** start SUPPLIED MATERIAL **

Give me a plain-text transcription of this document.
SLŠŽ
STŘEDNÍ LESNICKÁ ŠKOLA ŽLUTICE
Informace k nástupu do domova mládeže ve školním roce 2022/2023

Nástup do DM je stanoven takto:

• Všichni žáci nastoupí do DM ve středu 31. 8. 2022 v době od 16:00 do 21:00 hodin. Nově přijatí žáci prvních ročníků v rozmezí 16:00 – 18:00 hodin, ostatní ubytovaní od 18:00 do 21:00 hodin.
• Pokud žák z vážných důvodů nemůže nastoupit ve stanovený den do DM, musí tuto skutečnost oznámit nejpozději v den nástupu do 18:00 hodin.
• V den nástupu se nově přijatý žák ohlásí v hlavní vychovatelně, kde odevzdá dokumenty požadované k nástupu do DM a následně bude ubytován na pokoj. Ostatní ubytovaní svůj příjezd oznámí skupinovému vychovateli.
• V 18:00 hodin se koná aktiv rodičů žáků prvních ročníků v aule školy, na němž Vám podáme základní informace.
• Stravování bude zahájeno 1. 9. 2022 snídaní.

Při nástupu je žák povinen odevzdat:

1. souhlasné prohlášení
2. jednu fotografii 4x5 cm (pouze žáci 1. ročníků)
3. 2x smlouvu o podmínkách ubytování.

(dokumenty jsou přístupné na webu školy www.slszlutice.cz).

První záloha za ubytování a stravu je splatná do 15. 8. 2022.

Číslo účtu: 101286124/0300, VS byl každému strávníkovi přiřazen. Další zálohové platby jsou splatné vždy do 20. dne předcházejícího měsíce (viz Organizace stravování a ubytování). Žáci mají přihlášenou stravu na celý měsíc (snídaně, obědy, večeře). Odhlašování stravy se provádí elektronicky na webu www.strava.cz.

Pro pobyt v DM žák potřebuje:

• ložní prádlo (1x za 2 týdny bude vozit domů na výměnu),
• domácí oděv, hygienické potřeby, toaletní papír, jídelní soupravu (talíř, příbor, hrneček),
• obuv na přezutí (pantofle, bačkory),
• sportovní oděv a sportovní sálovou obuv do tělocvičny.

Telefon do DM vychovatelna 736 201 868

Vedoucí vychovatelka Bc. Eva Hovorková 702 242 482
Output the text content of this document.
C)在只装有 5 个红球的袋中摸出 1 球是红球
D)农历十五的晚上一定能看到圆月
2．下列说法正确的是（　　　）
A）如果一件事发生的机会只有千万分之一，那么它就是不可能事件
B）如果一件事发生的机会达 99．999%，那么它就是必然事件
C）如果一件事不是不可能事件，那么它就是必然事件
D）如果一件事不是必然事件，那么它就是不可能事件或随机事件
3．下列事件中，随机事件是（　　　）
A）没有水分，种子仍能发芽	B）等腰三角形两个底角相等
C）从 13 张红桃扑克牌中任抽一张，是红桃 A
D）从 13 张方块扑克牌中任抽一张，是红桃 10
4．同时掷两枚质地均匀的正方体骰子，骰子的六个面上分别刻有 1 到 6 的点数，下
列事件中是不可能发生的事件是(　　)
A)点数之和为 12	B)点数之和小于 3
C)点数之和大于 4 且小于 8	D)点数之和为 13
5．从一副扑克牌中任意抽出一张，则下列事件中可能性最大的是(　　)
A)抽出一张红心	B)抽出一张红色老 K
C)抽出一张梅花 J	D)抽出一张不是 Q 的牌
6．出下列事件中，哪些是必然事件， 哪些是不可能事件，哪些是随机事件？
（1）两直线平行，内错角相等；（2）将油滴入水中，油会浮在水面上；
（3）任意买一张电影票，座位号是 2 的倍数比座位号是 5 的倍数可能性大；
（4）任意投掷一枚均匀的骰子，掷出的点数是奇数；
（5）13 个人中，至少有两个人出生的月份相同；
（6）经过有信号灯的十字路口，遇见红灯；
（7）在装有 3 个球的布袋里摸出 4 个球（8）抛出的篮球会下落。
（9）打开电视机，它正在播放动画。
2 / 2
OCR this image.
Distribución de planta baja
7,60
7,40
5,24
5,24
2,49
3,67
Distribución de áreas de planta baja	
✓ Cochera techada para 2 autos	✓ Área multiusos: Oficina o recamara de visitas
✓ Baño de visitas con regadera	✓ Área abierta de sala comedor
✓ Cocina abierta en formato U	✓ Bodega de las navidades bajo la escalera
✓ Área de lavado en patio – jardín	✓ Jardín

** end SUPPLIED MATERIAL **

Repeat the records above exactly.

Give me a plain-text transcription of this document.
SLŠŽ
STŘEDNÍ LESNICKÁ ŠKOLA ŽLUTICE
Informace k nástupu do domova mládeže ve školním roce 2022/2023

Nástup do DM je stanoven takto:

• Všichni žáci nastoupí do DM ve středu 31. 8. 2022 v době od 16:00 do 21:00 hodin. Nově přijatí žáci prvních ročníků v rozmezí 16:00 – 18:00 hodin, ostatní ubytovaní od 18:00 do 21:00 hodin.
• Pokud žák z vážných důvodů nemůže nastoupit ve stanovený den do DM, musí tuto skutečnost oznámit nejpozději v den nástupu do 18:00 hodin.
• V den nástupu se nově přijatý žák ohlásí v hlavní vychovatelně, kde odevzdá dokumenty požadované k nástupu do DM a následně bude ubytován na pokoj. Ostatní ubytovaní svůj příjezd oznámí skupinovému vychovateli.
• V 18:00 hodin se koná aktiv rodičů žáků prvních ročníků v aule školy, na němž Vám podáme základní informace.
• Stravování bude zahájeno 1. 9. 2022 snídaní.

Při nástupu je žák povinen odevzdat:

1. souhlasné prohlášení
2. jednu fotografii 4x5 cm (pouze žáci 1. ročníků)
3. 2x smlouvu o podmínkách ubytování.

(dokumenty jsou přístupné na webu školy www.slszlutice.cz).

První záloha za ubytování a stravu je splatná do 15. 8. 2022.

Číslo účtu: 101286124/0300, VS byl každému strávníkovi přiřazen. Další zálohové platby jsou splatné vždy do 20. dne předcházejícího měsíce (viz Organizace stravování a ubytování). Žáci mají přihlášenou stravu na celý měsíc (snídaně, obědy, večeře). Odhlašování stravy se provádí elektronicky na webu www.strava.cz.

Pro pobyt v DM žák potřebuje:

• ložní prádlo (1x za 2 týdny bude vozit domů na výměnu),
• domácí oděv, hygienické potřeby, toaletní papír, jídelní soupravu (talíř, příbor, hrneček),
• obuv na přezutí (pantofle, bačkory),
• sportovní oděv a sportovní sálovou obuv do tělocvičny.

Telefon do DM vychovatelna 736 201 868

Vedoucí vychovatelka Bc. Eva Hovorková 702 242 482
Output the text content of this document.
C)在只装有 5 个红球的袋中摸出 1 球是红球
D)农历十五的晚上一定能看到圆月
2．下列说法正确的是（　　　）
A）如果一件事发生的机会只有千万分之一，那么它就是不可能事件
B）如果一件事发生的机会达 99．999%，那么它就是必然事件
C）如果一件事不是不可能事件，那么它就是必然事件
D）如果一件事不是必然事件，那么它就是不可能事件或随机事件
3．下列事件中，随机事件是（　　　）
A）没有水分，种子仍能发芽	B）等腰三角形两个底角相等
C）从 13 张红桃扑克牌中任抽一张，是红桃 A
D）从 13 张方块扑克牌中任抽一张，是红桃 10
4．同时掷两枚质地均匀的正方体骰子，骰子的六个面上分别刻有 1 到 6 的点数，下
列事件中是不可能发生的事件是(　　)
A)点数之和为 12	B)点数之和小于 3
C)点数之和大于 4 且小于 8	D)点数之和为 13
5．从一副扑克牌中任意抽出一张，则下列事件中可能性最大的是(　　)
A)抽出一张红心	B)抽出一张红色老 K
C)抽出一张梅花 J	D)抽出一张不是 Q 的牌
6．出下列事件中，哪些是必然事件， 哪些是不可能事件，哪些是随机事件？
（1）两直线平行，内错角相等；（2）将油滴入水中，油会浮在水面上；
（3）任意买一张电影票，座位号是 2 的倍数比座位号是 5 的倍数可能性大；
（4）任意投掷一枚均匀的骰子，掷出的点数是奇数；
（5）13 个人中，至少有两个人出生的月份相同；
（6）经过有信号灯的十字路口，遇见红灯；
（7）在装有 3 个球的布袋里摸出 4 个球（8）抛出的篮球会下落。
（9）打开电视机，它正在播放动画。
2 / 2
OCR this image.
Distribución de planta baja
7,60
7,40
5,24
5,24
2,49
3,67
Distribución de áreas de planta baja	
✓ Cochera techada para 2 autos	✓ Área multiusos: Oficina o recamara de visitas
✓ Baño de visitas con regadera	✓ Área abierta de sala comedor
✓ Cocina abierta en formato U	✓ Bodega de las navidades bajo la escalera
✓ Área de lavado en patio – jardín	✓ Jardín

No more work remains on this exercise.